Exercise aim
Print, please, the line that contains "Read this page and output its text content." and each line after it to the end of the entries, unchanged and with nothing else.

Records for this task
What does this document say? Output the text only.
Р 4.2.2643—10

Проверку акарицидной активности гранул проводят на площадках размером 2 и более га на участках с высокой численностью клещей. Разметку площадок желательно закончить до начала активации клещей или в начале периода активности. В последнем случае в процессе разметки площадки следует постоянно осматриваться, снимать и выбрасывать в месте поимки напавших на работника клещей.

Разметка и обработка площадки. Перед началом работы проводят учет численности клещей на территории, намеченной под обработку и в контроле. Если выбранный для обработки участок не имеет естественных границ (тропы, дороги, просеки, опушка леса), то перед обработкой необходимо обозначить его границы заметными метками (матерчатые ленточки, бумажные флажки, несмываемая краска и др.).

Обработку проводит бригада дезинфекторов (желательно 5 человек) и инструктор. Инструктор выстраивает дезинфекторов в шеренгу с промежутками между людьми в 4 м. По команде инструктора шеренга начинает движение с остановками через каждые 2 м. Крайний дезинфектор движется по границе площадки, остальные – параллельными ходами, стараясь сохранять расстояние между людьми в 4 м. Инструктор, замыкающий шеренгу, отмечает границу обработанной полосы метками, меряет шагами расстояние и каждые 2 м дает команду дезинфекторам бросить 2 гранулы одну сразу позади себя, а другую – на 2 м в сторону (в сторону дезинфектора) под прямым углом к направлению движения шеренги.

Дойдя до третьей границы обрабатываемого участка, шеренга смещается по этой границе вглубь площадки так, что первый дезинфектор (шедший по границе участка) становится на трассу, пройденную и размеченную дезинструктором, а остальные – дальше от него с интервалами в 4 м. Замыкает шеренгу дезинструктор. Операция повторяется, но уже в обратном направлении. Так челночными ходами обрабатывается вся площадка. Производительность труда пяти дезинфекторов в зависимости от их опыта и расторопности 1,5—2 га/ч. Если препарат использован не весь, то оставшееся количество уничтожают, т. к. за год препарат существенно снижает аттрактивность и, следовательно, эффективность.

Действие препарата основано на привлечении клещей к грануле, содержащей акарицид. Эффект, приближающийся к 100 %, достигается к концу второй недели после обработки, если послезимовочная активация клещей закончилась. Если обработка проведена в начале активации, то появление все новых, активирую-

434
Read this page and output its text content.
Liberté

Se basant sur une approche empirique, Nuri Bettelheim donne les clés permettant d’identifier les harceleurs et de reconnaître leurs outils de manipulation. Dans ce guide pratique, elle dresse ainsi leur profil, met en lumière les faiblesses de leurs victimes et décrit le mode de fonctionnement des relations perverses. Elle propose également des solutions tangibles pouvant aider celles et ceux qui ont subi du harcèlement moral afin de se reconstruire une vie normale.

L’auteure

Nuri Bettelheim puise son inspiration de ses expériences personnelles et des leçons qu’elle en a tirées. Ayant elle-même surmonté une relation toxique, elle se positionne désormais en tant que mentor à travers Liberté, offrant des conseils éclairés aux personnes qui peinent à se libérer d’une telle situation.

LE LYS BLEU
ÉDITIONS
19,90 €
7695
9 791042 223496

Task answer
Read this page and output its text content.
Liberté

Se basant sur une approche empirique, Nuri Bettelheim donne les clés permettant d’identifier les harceleurs et de reconnaître leurs outils de manipulation. Dans ce guide pratique, elle dresse ainsi leur profil, met en lumière les faiblesses de leurs victimes et décrit le mode de fonctionnement des relations perverses. Elle propose également des solutions tangibles pouvant aider celles et ceux qui ont subi du harcèlement moral afin de se reconstruire une vie normale.

L’auteure

Nuri Bettelheim puise son inspiration de ses expériences personnelles et des leçons qu’elle en a tirées. Ayant elle-même surmonté une relation toxique, elle se positionne désormais en tant que mentor à travers Liberté, offrant des conseils éclairés aux personnes qui peinent à se libérer d’une telle situation.

LE LYS BLEU
ÉDITIONS
19,90 €
7695
9 791042 223496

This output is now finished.